» WHAT NEEDS TO BE DONE: Only the pictures stay out; every record is to be quoted exactly.

***** LISTED ENTRIES

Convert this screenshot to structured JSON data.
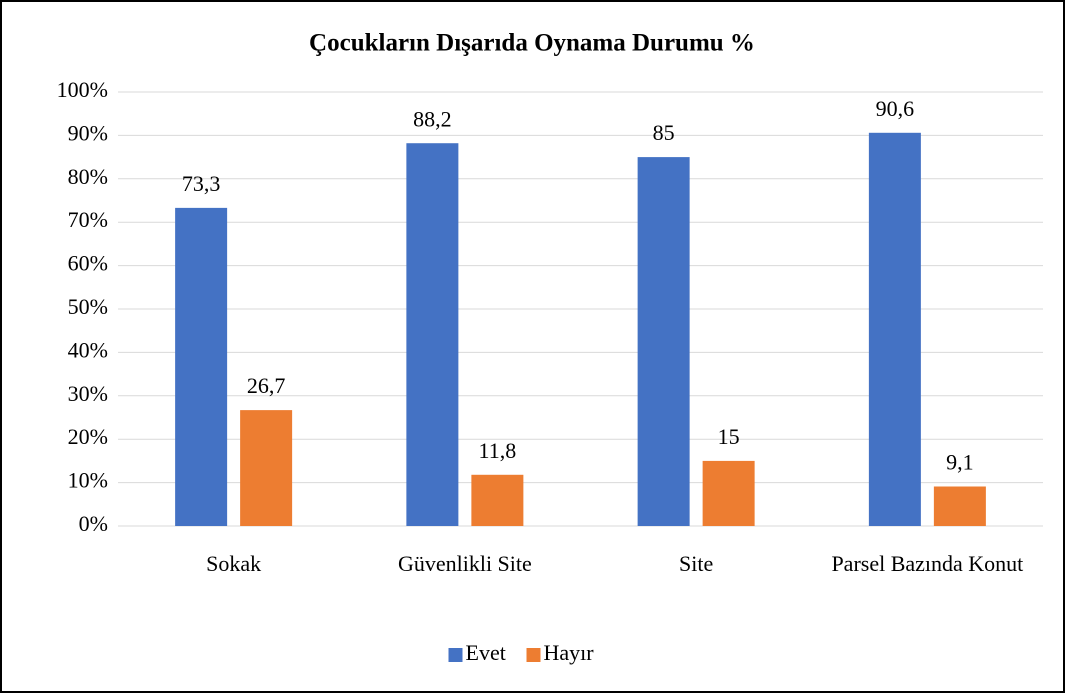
{
  "chart_data": {
    "type": "bar",
    "title": "Çocukların Dışarıda Oynama Durumu %",
    "categories": [
      "Sokak",
      "Güvenlikli Site",
      "Site",
      "Parsel Bazında Konut"
    ],
    "series": [
      {
        "name": "Evet",
        "color": "#4472c4",
        "values": [
          73.3,
          88.2,
          85,
          90.6
        ],
        "value_labels": [
          "73,3",
          "88,2",
          "85",
          "90,6"
        ]
      },
      {
        "name": "Hayır",
        "color": "#ed7d31",
        "values": [
          26.7,
          11.8,
          15,
          9.1
        ],
        "value_labels": [
          "26,7",
          "11,8",
          "15",
          "9,1"
        ]
      }
    ],
    "ylim": [
      0,
      100
    ],
    "yticks": [
      {
        "value": 0,
        "label": "0%"
      },
      {
        "value": 10,
        "label": "10%"
      },
      {
        "value": 20,
        "label": "20%"
      },
      {
        "value": 30,
        "label": "30%"
      },
      {
        "value": 40,
        "label": "40%"
      },
      {
        "value": 50,
        "label": "50%"
      },
      {
        "value": 60,
        "label": "60%"
      },
      {
        "value": 70,
        "label": "70%"
      },
      {
        "value": 80,
        "label": "80%"
      },
      {
        "value": 90,
        "label": "90%"
      },
      {
        "value": 100,
        "label": "100%"
      }
    ],
    "grid": true,
    "legend": "bottom"
  }
}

**********

» WORKED ANSWER:
Convert this screenshot to structured JSON data.
{
  "chart_data": {
    "type": "bar",
    "title": "Çocukların Dışarıda Oynama Durumu %",
    "categories": [
      "Sokak",
      "Güvenlikli Site",
      "Site",
      "Parsel Bazında Konut"
    ],
    "series": [
      {
        "name": "Evet",
        "color": "#4472c4",
        "values": [
          73.3,
          88.2,
          85,
          90.6
        ],
        "value_labels": [
          "73,3",
          "88,2",
          "85",
          "90,6"
        ]
      },
      {
        "name": "Hayır",
        "color": "#ed7d31",
        "values": [
          26.7,
          11.8,
          15,
          9.1
        ],
        "value_labels": [
          "26,7",
          "11,8",
          "15",
          "9,1"
        ]
      }
    ],
    "ylim": [
      0,
      100
    ],
    "yticks": [
      {
        "value": 0,
        "label": "0%"
      },
      {
        "value": 10,
        "label": "10%"
      },
      {
        "value": 20,
        "label": "20%"
      },
      {
        "value": 30,
        "label": "30%"
      },
      {
        "value": 40,
        "label": "40%"
      },
      {
        "value": 50,
        "label": "50%"
      },
      {
        "value": 60,
        "label": "60%"
      },
      {
        "value": 70,
        "label": "70%"
      },
      {
        "value": 80,
        "label": "80%"
      },
      {
        "value": 90,
        "label": "90%"
      },
      {
        "value": 100,
        "label": "100%"
      }
    ],
    "grid": true,
    "legend": "bottom"
  }
}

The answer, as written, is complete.